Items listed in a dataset
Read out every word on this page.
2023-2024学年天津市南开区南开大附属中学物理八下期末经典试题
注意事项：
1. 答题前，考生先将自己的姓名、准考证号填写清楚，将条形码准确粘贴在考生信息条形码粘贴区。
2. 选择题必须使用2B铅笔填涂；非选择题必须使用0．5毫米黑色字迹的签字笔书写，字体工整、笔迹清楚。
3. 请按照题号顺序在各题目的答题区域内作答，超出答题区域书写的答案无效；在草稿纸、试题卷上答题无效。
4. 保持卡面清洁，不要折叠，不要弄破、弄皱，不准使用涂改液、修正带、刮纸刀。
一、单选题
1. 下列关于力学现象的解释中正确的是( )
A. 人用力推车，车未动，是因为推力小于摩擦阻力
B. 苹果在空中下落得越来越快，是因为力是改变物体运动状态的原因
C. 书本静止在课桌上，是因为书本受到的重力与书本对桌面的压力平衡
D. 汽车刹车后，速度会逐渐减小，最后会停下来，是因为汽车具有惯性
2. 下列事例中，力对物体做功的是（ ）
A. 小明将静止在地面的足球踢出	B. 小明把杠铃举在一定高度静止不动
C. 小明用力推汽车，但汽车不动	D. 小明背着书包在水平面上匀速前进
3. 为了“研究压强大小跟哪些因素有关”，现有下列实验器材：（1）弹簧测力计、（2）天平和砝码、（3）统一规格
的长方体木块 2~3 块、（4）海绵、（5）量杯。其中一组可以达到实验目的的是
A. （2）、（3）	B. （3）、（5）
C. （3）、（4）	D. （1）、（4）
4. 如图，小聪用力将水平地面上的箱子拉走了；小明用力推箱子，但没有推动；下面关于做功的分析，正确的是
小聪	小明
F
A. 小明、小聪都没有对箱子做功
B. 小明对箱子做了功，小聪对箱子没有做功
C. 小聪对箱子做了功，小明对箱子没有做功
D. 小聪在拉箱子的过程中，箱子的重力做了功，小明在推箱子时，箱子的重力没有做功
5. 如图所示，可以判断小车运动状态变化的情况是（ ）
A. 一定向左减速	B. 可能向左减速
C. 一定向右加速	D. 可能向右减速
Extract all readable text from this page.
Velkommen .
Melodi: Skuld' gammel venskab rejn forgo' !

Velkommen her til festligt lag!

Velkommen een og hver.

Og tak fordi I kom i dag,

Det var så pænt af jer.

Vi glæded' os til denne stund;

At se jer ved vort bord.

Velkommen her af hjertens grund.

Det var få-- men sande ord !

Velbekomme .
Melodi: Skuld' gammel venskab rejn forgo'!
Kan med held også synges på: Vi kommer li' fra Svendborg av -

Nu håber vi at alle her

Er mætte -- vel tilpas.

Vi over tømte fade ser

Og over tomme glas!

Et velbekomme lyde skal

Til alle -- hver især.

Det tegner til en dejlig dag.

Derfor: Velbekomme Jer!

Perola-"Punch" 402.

• _GIVEN INSTRUCTION_:
Write out every record, exactly as written.

• _SOLUTION TO THIS EXERCISE_:
Read out every word on this page.
2023-2024学年天津市南开区南开大附属中学物理八下期末经典试题
注意事项：
1. 答题前，考生先将自己的姓名、准考证号填写清楚，将条形码准确粘贴在考生信息条形码粘贴区。
2. 选择题必须使用2B铅笔填涂；非选择题必须使用0．5毫米黑色字迹的签字笔书写，字体工整、笔迹清楚。
3. 请按照题号顺序在各题目的答题区域内作答，超出答题区域书写的答案无效；在草稿纸、试题卷上答题无效。
4. 保持卡面清洁，不要折叠，不要弄破、弄皱，不准使用涂改液、修正带、刮纸刀。
一、单选题
1. 下列关于力学现象的解释中正确的是( )
A. 人用力推车，车未动，是因为推力小于摩擦阻力
B. 苹果在空中下落得越来越快，是因为力是改变物体运动状态的原因
C. 书本静止在课桌上，是因为书本受到的重力与书本对桌面的压力平衡
D. 汽车刹车后，速度会逐渐减小，最后会停下来，是因为汽车具有惯性
2. 下列事例中，力对物体做功的是（ ）
A. 小明将静止在地面的足球踢出	B. 小明把杠铃举在一定高度静止不动
C. 小明用力推汽车，但汽车不动	D. 小明背着书包在水平面上匀速前进
3. 为了“研究压强大小跟哪些因素有关”，现有下列实验器材：（1）弹簧测力计、（2）天平和砝码、（3）统一规格
的长方体木块 2~3 块、（4）海绵、（5）量杯。其中一组可以达到实验目的的是
A. （2）、（3）	B. （3）、（5）
C. （3）、（4）	D. （1）、（4）
4. 如图，小聪用力将水平地面上的箱子拉走了；小明用力推箱子，但没有推动；下面关于做功的分析，正确的是
小聪	小明
F
A. 小明、小聪都没有对箱子做功
B. 小明对箱子做了功，小聪对箱子没有做功
C. 小聪对箱子做了功，小明对箱子没有做功
D. 小聪在拉箱子的过程中，箱子的重力做了功，小明在推箱子时，箱子的重力没有做功
5. 如图所示，可以判断小车运动状态变化的情况是（ ）
A. 一定向左减速	B. 可能向左减速
C. 一定向右加速	D. 可能向右减速
Extract all readable text from this page.
Velkommen .
Melodi: Skuld' gammel venskab rejn forgo' !

Velkommen her til festligt lag!

Velkommen een og hver.

Og tak fordi I kom i dag,

Det var så pænt af jer.

Vi glæded' os til denne stund;

At se jer ved vort bord.

Velkommen her af hjertens grund.

Det var få-- men sande ord !

Velbekomme .
Melodi: Skuld' gammel venskab rejn forgo'!
Kan med held også synges på: Vi kommer li' fra Svendborg av -

Nu håber vi at alle her

Er mætte -- vel tilpas.

Vi over tømte fade ser

Og over tomme glas!

Et velbekomme lyde skal

Til alle -- hver især.

Det tegner til en dejlig dag.

Derfor: Velbekomme Jer!

Perola-"Punch" 402.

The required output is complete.